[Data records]
--- start ---

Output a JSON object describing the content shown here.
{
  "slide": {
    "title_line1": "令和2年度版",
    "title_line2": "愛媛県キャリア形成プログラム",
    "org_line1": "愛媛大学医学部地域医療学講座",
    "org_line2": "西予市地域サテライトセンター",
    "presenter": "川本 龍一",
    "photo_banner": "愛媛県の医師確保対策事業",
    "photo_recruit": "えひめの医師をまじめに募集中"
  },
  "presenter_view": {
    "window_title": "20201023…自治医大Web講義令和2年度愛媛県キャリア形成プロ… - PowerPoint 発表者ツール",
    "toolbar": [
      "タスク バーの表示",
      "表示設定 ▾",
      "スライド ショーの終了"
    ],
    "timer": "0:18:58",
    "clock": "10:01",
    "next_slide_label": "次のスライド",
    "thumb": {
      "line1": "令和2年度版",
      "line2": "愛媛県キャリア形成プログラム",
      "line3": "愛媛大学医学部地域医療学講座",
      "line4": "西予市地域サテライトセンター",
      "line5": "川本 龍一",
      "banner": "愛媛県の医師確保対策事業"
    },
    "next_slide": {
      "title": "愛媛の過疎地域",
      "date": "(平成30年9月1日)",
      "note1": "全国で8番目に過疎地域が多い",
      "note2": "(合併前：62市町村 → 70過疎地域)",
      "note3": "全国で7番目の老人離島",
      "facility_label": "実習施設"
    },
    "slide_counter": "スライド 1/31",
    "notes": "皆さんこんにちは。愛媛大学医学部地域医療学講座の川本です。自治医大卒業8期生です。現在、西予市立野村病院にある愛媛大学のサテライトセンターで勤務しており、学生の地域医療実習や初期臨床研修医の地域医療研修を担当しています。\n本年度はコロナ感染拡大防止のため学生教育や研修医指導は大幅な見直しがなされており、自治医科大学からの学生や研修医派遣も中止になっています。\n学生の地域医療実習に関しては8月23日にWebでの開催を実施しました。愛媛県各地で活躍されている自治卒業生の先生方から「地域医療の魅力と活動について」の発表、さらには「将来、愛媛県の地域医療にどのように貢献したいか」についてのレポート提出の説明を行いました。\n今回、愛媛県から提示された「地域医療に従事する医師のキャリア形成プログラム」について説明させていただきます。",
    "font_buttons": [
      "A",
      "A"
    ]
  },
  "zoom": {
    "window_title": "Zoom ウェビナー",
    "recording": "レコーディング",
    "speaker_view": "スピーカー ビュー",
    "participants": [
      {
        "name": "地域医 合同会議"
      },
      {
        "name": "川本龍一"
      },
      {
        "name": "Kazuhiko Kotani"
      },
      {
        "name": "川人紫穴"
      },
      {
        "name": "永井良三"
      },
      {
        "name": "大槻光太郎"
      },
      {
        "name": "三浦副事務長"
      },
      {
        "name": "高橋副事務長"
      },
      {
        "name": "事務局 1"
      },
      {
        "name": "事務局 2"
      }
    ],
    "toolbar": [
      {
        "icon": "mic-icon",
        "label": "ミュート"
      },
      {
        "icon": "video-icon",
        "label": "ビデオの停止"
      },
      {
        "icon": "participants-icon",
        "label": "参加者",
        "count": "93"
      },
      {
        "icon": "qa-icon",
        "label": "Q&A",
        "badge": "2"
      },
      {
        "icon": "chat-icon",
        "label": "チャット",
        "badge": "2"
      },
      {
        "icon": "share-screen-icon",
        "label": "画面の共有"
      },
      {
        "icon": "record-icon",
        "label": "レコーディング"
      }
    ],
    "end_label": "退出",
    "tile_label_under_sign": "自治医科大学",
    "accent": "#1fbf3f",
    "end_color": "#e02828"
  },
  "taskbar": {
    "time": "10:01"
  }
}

--- end ---

WHAT THE EXERCISE ASKS:
Copy out each line of the data containing the string "participants".

WORKED SOLUTION:
    "participants": [
        "icon": "participants-icon",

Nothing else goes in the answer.